SET EXERCISE — Note how many lines include the word "самовыражения", and give that number by itself.

SUPPLIED DATA —
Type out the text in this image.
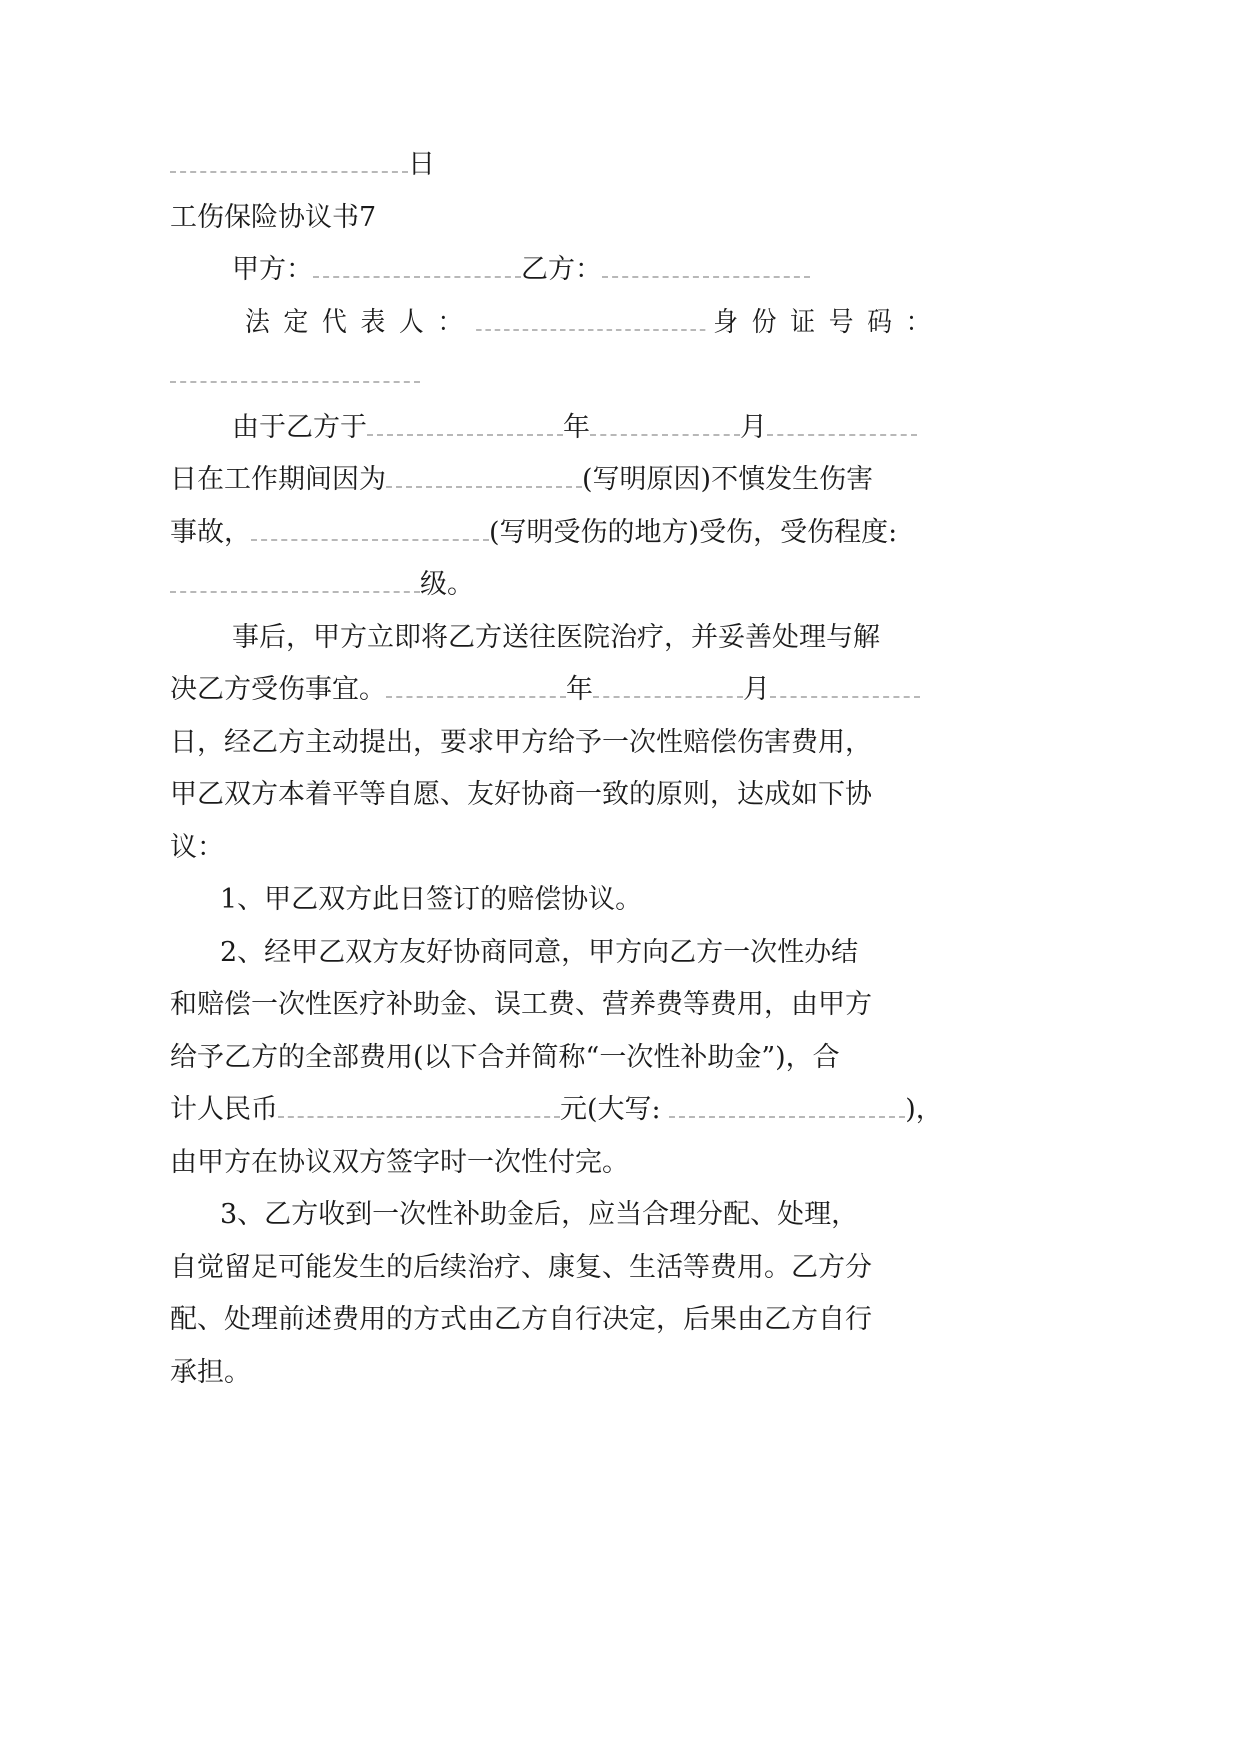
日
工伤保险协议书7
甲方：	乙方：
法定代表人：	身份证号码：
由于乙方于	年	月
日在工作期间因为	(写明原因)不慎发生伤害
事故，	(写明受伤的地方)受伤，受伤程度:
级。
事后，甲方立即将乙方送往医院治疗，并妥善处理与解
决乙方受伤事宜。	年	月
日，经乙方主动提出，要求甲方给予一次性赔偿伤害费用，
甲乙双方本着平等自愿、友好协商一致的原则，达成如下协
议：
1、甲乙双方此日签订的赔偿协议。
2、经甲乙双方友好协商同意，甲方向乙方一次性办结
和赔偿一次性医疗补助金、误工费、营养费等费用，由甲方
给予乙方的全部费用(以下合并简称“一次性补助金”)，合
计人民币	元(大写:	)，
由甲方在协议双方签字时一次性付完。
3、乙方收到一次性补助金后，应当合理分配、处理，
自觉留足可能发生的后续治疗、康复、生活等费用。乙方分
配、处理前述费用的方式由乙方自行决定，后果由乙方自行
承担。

...

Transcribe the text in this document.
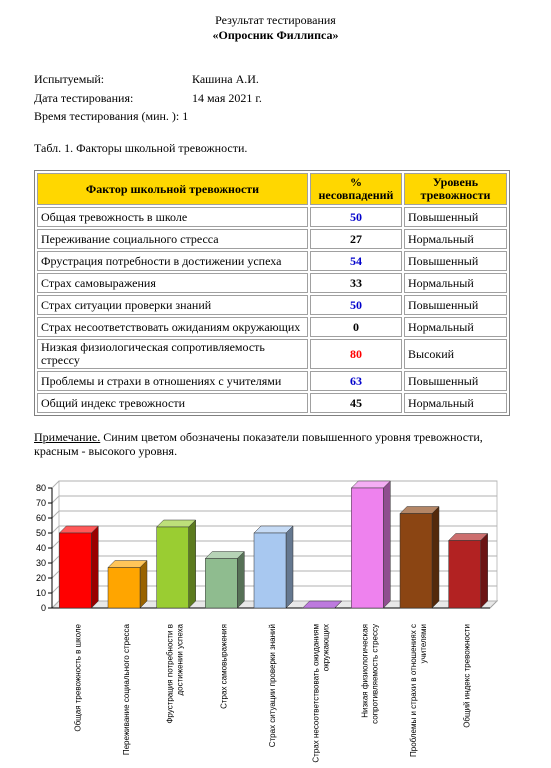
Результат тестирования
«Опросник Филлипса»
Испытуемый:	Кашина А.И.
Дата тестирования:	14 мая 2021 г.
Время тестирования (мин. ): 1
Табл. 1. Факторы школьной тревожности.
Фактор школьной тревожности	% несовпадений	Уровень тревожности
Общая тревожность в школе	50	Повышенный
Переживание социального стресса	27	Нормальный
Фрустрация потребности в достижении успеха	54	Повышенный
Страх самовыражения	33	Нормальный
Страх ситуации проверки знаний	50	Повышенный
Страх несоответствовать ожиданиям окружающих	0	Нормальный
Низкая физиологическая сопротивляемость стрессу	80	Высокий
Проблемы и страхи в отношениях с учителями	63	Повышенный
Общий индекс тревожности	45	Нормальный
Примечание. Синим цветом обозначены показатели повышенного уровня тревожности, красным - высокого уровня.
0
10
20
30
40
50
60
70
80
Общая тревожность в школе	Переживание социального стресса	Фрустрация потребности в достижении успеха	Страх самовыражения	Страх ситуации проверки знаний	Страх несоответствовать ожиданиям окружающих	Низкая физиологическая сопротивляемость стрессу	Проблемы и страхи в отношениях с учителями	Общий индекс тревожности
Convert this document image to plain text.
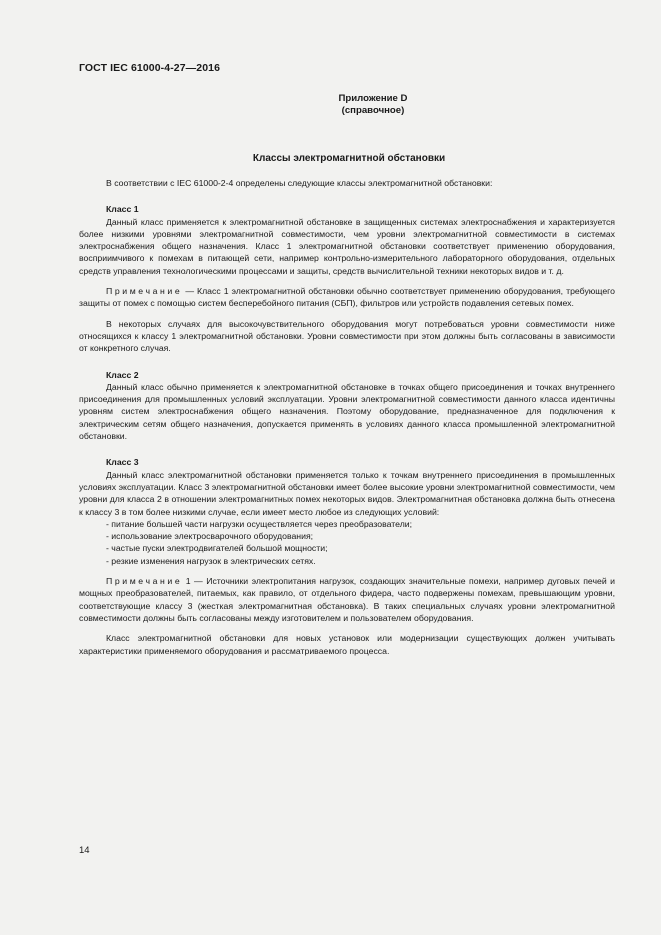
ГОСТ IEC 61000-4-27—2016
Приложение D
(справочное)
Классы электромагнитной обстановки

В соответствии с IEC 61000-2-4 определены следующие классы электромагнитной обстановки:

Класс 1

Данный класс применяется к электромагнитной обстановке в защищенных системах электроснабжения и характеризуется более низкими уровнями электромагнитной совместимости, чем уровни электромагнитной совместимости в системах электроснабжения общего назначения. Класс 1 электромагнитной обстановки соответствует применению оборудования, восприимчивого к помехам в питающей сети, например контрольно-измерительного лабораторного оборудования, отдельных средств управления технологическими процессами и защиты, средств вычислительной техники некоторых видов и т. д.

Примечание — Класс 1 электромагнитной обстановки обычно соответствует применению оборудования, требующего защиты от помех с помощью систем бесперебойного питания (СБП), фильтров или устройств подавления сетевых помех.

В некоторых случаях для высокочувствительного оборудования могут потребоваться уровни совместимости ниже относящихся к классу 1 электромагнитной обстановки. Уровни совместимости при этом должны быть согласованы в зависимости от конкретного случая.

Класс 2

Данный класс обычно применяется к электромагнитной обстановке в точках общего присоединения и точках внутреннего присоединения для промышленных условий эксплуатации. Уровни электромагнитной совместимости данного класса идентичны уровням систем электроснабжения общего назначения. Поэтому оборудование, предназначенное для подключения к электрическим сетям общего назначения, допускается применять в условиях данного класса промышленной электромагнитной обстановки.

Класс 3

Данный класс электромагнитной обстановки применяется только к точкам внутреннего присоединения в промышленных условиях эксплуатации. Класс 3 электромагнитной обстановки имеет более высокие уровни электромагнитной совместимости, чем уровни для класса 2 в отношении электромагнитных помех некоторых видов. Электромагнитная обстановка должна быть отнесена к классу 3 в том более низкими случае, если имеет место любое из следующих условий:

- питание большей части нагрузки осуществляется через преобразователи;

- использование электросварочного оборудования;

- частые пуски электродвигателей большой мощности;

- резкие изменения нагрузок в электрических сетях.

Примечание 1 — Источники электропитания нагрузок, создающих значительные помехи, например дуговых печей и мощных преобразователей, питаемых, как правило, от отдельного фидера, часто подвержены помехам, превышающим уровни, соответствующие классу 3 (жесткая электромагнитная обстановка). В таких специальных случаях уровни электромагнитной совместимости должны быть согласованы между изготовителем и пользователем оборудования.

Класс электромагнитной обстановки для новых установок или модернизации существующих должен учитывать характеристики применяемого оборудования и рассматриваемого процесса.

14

...

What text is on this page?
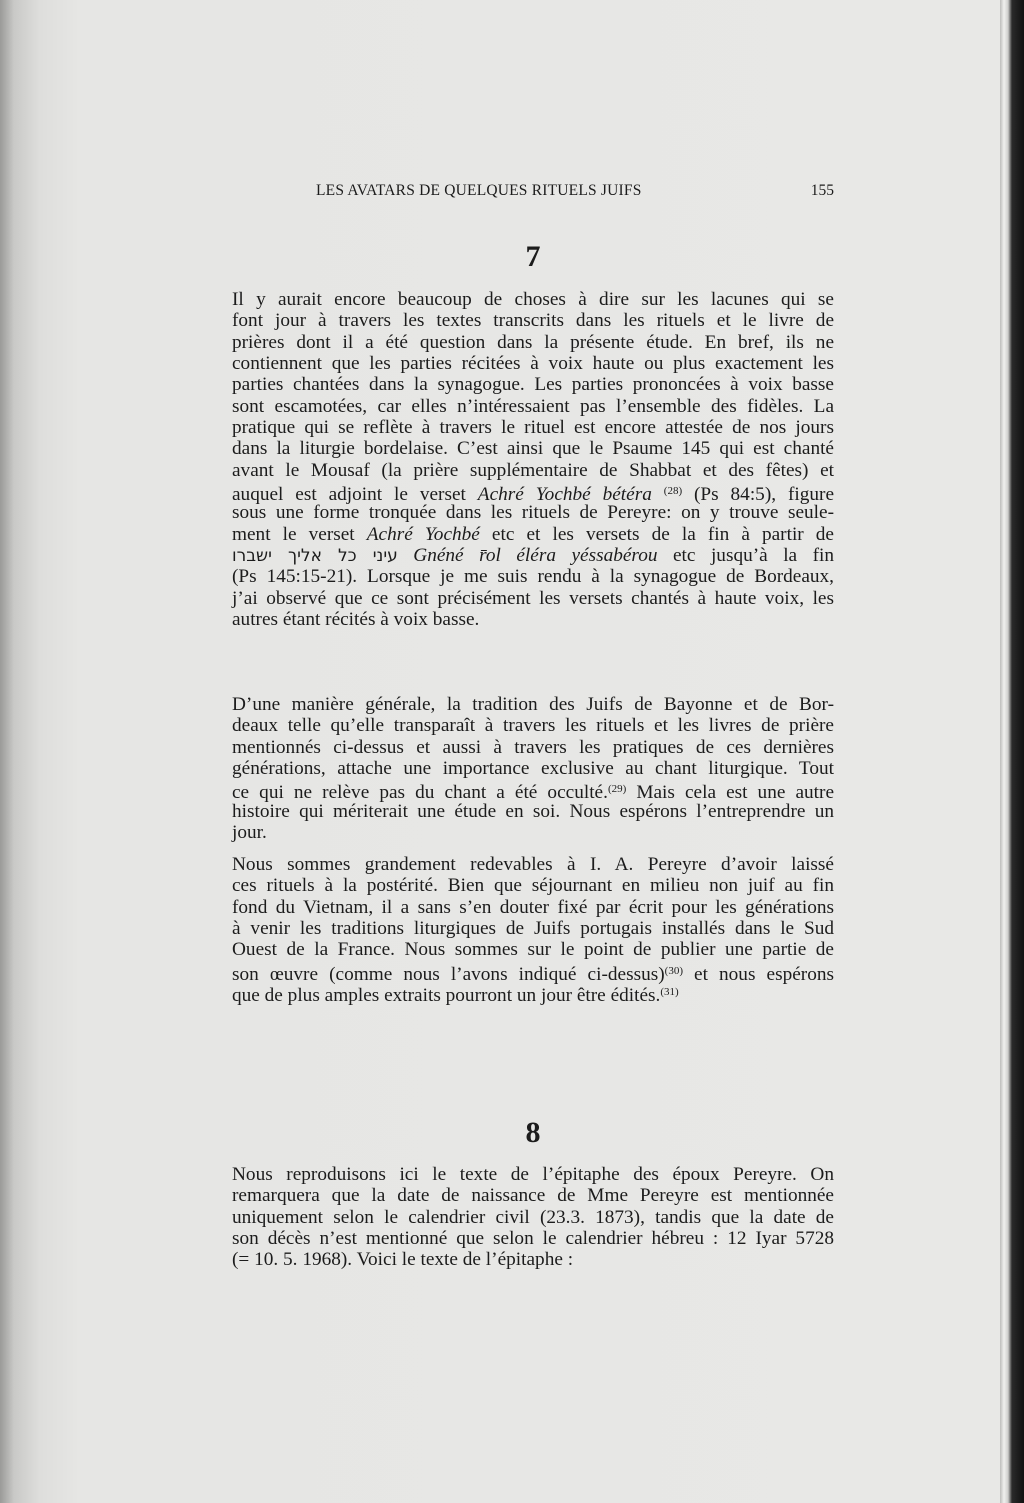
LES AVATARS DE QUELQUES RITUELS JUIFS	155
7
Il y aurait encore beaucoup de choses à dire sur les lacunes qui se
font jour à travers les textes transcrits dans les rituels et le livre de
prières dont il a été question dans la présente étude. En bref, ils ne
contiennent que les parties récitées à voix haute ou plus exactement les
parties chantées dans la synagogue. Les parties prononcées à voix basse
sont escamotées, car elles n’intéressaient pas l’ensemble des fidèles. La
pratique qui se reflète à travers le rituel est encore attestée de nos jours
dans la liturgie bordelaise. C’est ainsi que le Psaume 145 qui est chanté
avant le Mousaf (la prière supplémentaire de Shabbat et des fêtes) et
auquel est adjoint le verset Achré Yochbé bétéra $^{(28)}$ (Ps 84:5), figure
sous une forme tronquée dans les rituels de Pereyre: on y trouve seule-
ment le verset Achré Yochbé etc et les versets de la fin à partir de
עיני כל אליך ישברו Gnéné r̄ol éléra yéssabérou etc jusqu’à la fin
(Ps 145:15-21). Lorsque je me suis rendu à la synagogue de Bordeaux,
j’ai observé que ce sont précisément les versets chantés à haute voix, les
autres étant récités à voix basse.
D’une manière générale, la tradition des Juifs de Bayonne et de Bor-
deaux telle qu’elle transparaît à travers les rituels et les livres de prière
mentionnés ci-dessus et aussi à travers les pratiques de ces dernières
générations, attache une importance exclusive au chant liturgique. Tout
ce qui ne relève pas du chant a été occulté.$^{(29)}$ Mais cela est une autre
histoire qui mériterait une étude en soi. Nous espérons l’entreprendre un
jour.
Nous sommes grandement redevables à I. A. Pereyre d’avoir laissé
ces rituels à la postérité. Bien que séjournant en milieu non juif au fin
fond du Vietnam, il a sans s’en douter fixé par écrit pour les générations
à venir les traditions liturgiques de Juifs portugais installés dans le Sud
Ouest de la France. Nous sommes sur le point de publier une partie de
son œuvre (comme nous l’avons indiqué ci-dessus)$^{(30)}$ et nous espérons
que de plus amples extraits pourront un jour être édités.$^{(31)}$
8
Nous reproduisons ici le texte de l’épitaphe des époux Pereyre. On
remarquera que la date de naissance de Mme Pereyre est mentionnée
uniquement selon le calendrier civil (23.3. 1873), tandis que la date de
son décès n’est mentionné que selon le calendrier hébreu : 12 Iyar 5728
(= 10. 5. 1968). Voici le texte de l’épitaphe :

ANSWER TO THIS EXERCISE — 2